(WORKING DATA)
□ □ □ □ □

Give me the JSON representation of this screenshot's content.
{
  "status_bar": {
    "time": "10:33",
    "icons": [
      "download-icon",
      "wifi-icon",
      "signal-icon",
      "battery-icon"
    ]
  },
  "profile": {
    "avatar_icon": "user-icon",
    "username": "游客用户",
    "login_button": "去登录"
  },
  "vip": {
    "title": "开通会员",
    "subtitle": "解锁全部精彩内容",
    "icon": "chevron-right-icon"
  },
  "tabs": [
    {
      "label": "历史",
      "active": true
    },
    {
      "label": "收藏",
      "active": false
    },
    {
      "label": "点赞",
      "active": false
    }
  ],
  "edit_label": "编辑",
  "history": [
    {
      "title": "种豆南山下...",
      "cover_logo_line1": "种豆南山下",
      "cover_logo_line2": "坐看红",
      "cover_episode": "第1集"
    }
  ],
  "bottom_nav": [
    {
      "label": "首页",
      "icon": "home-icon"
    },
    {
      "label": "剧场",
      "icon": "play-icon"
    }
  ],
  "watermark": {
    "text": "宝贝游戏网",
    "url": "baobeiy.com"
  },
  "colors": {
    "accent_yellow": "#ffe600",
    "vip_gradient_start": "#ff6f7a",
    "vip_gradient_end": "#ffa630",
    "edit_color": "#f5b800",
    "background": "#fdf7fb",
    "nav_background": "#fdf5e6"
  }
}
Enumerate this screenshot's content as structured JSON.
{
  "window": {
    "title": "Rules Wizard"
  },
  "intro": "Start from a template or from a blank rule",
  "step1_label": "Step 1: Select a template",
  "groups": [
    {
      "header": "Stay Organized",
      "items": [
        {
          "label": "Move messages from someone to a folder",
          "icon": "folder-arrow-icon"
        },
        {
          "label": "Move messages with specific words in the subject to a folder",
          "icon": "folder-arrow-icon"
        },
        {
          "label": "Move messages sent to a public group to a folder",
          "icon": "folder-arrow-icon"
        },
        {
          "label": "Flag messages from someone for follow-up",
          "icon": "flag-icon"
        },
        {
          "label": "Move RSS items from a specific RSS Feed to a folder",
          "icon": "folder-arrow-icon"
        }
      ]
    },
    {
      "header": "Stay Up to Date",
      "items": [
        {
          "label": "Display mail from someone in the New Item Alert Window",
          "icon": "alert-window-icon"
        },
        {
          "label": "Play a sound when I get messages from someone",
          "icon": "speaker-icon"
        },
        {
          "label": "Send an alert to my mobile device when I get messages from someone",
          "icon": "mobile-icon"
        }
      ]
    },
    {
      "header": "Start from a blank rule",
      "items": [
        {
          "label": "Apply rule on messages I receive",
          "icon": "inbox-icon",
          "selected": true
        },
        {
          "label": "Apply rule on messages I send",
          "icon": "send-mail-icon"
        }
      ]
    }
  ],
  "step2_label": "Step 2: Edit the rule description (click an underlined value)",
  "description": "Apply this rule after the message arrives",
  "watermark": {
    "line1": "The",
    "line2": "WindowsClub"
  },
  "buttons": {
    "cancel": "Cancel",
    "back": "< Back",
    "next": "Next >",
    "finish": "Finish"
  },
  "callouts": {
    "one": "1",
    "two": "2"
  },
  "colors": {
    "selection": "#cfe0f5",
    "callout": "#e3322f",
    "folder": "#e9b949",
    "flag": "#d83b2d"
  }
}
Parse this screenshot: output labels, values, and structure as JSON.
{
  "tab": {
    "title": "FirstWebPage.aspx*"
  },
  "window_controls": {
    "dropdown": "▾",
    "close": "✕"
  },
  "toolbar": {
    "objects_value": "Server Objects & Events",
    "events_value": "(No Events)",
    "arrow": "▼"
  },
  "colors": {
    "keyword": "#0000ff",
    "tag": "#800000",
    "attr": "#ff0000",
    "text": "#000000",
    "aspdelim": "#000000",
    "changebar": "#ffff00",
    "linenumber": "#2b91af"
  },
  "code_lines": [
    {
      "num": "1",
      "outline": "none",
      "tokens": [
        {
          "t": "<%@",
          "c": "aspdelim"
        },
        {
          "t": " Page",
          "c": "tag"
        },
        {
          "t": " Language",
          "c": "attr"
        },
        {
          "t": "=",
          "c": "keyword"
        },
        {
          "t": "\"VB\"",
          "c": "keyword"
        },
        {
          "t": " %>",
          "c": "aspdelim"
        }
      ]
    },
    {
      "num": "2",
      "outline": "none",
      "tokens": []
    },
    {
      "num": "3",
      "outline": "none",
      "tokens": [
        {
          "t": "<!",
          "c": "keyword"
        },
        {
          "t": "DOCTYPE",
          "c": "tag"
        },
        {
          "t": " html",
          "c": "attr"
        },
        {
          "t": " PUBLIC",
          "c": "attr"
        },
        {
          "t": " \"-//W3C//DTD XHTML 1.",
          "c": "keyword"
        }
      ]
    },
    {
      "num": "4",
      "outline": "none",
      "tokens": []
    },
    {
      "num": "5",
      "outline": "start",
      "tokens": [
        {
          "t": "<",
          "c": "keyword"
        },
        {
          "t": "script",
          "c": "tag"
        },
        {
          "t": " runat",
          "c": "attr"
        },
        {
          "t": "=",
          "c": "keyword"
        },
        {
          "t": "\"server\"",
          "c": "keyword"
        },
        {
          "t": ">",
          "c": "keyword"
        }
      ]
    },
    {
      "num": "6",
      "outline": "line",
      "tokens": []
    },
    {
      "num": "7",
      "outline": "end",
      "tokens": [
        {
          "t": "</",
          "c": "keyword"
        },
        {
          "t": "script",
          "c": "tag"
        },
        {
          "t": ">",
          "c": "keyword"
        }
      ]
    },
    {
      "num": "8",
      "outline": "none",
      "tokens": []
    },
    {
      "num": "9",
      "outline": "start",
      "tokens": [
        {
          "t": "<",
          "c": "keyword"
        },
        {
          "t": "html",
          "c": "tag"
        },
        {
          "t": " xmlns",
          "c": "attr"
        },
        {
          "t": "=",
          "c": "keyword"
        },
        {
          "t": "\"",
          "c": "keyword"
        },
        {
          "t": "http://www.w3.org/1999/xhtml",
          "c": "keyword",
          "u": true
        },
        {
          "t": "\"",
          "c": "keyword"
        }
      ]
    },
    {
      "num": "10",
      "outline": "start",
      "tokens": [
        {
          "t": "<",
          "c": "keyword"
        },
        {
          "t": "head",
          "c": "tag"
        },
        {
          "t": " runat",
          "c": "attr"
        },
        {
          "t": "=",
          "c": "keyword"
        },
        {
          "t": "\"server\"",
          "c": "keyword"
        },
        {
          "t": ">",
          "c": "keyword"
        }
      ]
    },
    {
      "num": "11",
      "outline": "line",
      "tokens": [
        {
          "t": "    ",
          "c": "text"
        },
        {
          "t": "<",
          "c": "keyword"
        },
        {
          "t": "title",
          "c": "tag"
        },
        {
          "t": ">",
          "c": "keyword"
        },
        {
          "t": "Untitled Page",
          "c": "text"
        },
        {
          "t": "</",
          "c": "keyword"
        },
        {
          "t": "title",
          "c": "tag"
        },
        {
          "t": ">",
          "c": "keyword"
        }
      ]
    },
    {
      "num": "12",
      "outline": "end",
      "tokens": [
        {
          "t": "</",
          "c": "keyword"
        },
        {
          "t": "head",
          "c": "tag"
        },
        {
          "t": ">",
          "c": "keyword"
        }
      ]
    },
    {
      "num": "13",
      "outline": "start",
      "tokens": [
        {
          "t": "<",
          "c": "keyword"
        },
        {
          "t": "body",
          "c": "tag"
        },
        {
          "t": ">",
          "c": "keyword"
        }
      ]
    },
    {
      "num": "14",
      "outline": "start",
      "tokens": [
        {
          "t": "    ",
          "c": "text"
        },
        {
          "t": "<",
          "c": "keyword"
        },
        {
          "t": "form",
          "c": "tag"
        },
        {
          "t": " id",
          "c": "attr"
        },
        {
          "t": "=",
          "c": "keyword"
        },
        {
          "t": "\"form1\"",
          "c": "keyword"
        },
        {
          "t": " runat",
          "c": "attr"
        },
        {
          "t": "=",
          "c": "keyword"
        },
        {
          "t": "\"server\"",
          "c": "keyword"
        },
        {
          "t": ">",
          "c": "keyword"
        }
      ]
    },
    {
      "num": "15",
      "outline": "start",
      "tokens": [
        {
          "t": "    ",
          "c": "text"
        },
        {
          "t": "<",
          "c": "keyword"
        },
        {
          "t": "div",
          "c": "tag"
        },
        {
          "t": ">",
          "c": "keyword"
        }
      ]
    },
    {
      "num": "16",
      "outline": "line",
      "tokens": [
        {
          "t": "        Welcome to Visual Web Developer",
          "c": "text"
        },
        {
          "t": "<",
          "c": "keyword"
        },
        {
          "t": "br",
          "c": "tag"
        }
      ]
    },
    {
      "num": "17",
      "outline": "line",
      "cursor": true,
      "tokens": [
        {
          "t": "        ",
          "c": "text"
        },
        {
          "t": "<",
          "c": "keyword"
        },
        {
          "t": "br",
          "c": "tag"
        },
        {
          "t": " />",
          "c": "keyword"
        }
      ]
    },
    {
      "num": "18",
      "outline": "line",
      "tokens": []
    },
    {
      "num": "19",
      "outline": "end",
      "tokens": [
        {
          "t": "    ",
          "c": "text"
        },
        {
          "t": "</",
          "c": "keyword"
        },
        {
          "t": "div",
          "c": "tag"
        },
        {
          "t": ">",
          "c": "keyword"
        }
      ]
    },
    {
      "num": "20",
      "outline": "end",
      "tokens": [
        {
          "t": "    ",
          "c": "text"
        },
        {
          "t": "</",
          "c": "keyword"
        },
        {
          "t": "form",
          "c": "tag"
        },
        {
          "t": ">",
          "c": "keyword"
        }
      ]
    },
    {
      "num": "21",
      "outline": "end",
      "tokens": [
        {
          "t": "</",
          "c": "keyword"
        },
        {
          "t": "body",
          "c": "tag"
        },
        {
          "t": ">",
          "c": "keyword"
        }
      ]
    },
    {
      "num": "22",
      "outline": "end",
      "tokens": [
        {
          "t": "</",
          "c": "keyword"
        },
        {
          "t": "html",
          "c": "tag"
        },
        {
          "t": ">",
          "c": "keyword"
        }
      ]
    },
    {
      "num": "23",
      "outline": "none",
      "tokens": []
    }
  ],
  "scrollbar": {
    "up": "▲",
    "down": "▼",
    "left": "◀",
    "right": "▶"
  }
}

□ □ □ □ □

(TASK INSTRUCTIONS) Copy each line of the listing that contains the string "JSON".

(FULL RESPONSE)
Give me the JSON representation of this screenshot's content.
Enumerate this screenshot's content as structured JSON.
Parse this screenshot: output labels, values, and structure as JSON.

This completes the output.